- WHAT IS EXPECTED
Find the line containing "Read out every word on this page.", then output it and every line after it through the end of the listing below, exactly as written.

- INPUT RECORDS
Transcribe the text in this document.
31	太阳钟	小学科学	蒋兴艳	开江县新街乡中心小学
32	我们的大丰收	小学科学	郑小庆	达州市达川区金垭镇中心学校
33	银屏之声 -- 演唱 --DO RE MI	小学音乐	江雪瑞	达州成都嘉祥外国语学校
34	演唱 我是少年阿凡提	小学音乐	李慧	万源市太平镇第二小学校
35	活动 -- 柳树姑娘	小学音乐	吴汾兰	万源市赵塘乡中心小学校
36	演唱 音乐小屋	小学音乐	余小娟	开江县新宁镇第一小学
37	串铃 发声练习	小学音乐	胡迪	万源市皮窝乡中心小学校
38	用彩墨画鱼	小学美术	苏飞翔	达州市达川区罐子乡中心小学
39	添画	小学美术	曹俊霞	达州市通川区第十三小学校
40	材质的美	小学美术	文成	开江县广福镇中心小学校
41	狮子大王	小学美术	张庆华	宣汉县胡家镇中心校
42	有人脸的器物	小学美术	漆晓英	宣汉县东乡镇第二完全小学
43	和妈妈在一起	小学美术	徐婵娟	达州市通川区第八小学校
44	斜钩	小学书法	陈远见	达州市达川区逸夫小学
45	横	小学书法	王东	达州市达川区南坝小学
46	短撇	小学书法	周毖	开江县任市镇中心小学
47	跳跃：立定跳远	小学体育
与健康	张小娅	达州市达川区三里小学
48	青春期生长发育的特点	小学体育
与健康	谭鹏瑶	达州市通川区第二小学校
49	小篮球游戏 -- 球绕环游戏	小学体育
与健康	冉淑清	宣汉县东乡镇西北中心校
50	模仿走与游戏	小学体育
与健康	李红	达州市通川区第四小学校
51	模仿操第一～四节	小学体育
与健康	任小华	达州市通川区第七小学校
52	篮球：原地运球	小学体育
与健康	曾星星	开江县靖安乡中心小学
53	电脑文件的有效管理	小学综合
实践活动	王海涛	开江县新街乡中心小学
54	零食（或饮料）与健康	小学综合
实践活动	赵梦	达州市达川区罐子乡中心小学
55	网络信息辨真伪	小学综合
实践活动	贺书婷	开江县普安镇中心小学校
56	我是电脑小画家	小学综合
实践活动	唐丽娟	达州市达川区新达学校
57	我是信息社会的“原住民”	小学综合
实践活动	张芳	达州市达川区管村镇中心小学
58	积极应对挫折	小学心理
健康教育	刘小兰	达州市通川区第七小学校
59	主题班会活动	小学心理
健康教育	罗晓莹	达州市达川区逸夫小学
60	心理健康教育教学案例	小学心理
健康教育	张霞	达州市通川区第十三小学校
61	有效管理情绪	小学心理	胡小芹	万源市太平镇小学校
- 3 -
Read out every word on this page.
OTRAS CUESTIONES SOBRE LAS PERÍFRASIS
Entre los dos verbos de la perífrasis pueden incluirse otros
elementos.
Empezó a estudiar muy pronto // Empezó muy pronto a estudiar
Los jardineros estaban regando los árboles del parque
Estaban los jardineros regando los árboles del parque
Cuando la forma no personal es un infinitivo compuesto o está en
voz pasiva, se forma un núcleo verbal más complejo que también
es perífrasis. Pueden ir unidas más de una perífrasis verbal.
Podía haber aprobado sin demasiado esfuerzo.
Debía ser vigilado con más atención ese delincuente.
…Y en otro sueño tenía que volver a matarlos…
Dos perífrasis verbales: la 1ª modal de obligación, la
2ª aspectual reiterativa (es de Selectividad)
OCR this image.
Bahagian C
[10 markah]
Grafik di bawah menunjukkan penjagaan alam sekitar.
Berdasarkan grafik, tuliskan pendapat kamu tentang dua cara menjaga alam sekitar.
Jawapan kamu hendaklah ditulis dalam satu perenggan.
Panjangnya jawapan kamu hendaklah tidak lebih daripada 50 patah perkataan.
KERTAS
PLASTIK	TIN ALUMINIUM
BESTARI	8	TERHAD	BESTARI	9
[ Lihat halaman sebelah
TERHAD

- TASK RESULT
Read out every word on this page.
OTRAS CUESTIONES SOBRE LAS PERÍFRASIS
Entre los dos verbos de la perífrasis pueden incluirse otros
elementos.
Empezó a estudiar muy pronto // Empezó muy pronto a estudiar
Los jardineros estaban regando los árboles del parque
Estaban los jardineros regando los árboles del parque
Cuando la forma no personal es un infinitivo compuesto o está en
voz pasiva, se forma un núcleo verbal más complejo que también
es perífrasis. Pueden ir unidas más de una perífrasis verbal.
Podía haber aprobado sin demasiado esfuerzo.
Debía ser vigilado con más atención ese delincuente.
…Y en otro sueño tenía que volver a matarlos…
Dos perífrasis verbales: la 1ª modal de obligación, la
2ª aspectual reiterativa (es de Selectividad)
OCR this image.
Bahagian C
[10 markah]
Grafik di bawah menunjukkan penjagaan alam sekitar.
Berdasarkan grafik, tuliskan pendapat kamu tentang dua cara menjaga alam sekitar.
Jawapan kamu hendaklah ditulis dalam satu perenggan.
Panjangnya jawapan kamu hendaklah tidak lebih daripada 50 patah perkataan.
KERTAS
PLASTIK	TIN ALUMINIUM
BESTARI	8	TERHAD	BESTARI	9
[ Lihat halaman sebelah
TERHAD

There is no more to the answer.